Description of the task: Every line of the material that follows must be printed again exactly.

Records supplied:
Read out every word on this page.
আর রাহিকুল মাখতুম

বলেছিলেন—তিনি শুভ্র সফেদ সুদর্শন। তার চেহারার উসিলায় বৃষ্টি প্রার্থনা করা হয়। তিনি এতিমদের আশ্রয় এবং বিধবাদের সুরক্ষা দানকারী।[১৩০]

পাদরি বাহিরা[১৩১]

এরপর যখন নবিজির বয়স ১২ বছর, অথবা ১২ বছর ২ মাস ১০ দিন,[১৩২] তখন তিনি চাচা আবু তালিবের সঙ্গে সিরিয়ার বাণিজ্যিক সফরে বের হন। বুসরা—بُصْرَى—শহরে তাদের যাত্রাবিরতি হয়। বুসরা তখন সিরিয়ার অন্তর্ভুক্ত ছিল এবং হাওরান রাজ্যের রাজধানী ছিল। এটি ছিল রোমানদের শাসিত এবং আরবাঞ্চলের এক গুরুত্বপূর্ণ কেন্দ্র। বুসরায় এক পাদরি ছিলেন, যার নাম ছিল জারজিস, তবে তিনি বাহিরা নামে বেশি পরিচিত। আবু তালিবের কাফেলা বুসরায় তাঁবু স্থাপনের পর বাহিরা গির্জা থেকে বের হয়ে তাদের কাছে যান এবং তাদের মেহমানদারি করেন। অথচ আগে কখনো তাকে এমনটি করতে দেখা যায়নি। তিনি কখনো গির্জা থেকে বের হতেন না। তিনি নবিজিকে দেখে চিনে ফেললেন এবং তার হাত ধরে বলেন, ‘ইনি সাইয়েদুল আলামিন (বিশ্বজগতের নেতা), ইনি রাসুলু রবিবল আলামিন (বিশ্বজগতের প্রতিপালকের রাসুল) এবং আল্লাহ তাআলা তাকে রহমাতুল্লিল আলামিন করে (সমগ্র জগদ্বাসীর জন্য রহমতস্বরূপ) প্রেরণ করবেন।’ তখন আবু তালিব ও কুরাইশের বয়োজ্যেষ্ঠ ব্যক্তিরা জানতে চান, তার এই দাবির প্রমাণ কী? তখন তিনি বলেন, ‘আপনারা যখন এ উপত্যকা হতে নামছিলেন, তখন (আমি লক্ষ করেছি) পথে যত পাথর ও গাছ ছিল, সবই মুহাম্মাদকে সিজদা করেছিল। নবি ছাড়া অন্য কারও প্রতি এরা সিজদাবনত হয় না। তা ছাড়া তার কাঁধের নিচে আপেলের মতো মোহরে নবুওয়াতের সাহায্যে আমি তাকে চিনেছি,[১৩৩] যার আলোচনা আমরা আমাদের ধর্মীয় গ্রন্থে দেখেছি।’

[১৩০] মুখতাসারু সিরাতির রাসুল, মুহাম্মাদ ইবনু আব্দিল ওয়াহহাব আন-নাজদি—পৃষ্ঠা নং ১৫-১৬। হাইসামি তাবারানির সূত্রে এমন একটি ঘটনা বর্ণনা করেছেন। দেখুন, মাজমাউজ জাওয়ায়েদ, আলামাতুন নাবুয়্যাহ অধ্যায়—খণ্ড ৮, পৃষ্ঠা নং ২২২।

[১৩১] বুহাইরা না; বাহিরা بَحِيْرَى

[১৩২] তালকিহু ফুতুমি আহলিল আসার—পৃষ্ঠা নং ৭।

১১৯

Answer for the task:
Read out every word on this page.
আর রাহিকুল মাখতুম

বলেছিলেন—তিনি শুভ্র সফেদ সুদর্শন। তার চেহারার উসিলায় বৃষ্টি প্রার্থনা করা হয়। তিনি এতিমদের আশ্রয় এবং বিধবাদের সুরক্ষা দানকারী।[১৩০]

পাদরি বাহিরা[১৩১]

এরপর যখন নবিজির বয়স ১২ বছর, অথবা ১২ বছর ২ মাস ১০ দিন,[১৩২] তখন তিনি চাচা আবু তালিবের সঙ্গে সিরিয়ার বাণিজ্যিক সফরে বের হন। বুসরা—بُصْرَى—শহরে তাদের যাত্রাবিরতি হয়। বুসরা তখন সিরিয়ার অন্তর্ভুক্ত ছিল এবং হাওরান রাজ্যের রাজধানী ছিল। এটি ছিল রোমানদের শাসিত এবং আরবাঞ্চলের এক গুরুত্বপূর্ণ কেন্দ্র। বুসরায় এক পাদরি ছিলেন, যার নাম ছিল জারজিস, তবে তিনি বাহিরা নামে বেশি পরিচিত। আবু তালিবের কাফেলা বুসরায় তাঁবু স্থাপনের পর বাহিরা গির্জা থেকে বের হয়ে তাদের কাছে যান এবং তাদের মেহমানদারি করেন। অথচ আগে কখনো তাকে এমনটি করতে দেখা যায়নি। তিনি কখনো গির্জা থেকে বের হতেন না। তিনি নবিজিকে দেখে চিনে ফেললেন এবং তার হাত ধরে বলেন, ‘ইনি সাইয়েদুল আলামিন (বিশ্বজগতের নেতা), ইনি রাসুলু রবিবল আলামিন (বিশ্বজগতের প্রতিপালকের রাসুল) এবং আল্লাহ তাআলা তাকে রহমাতুল্লিল আলামিন করে (সমগ্র জগদ্বাসীর জন্য রহমতস্বরূপ) প্রেরণ করবেন।’ তখন আবু তালিব ও কুরাইশের বয়োজ্যেষ্ঠ ব্যক্তিরা জানতে চান, তার এই দাবির প্রমাণ কী? তখন তিনি বলেন, ‘আপনারা যখন এ উপত্যকা হতে নামছিলেন, তখন (আমি লক্ষ করেছি) পথে যত পাথর ও গাছ ছিল, সবই মুহাম্মাদকে সিজদা করেছিল। নবি ছাড়া অন্য কারও প্রতি এরা সিজদাবনত হয় না। তা ছাড়া তার কাঁধের নিচে আপেলের মতো মোহরে নবুওয়াতের সাহায্যে আমি তাকে চিনেছি,[১৩৩] যার আলোচনা আমরা আমাদের ধর্মীয় গ্রন্থে দেখেছি।’

[১৩০] মুখতাসারু সিরাতির রাসুল, মুহাম্মাদ ইবনু আব্দিল ওয়াহহাব আন-নাজদি—পৃষ্ঠা নং ১৫-১৬। হাইসামি তাবারানির সূত্রে এমন একটি ঘটনা বর্ণনা করেছেন। দেখুন, মাজমাউজ জাওয়ায়েদ, আলামাতুন নাবুয়্যাহ অধ্যায়—খণ্ড ৮, পৃষ্ঠা নং ২২২।

[১৩১] বুহাইরা না; বাহিরা بَحِيْرَى

[১৩২] তালকিহু ফুতুমি আহলিল আসার—পৃষ্ঠা নং ৭।

১১৯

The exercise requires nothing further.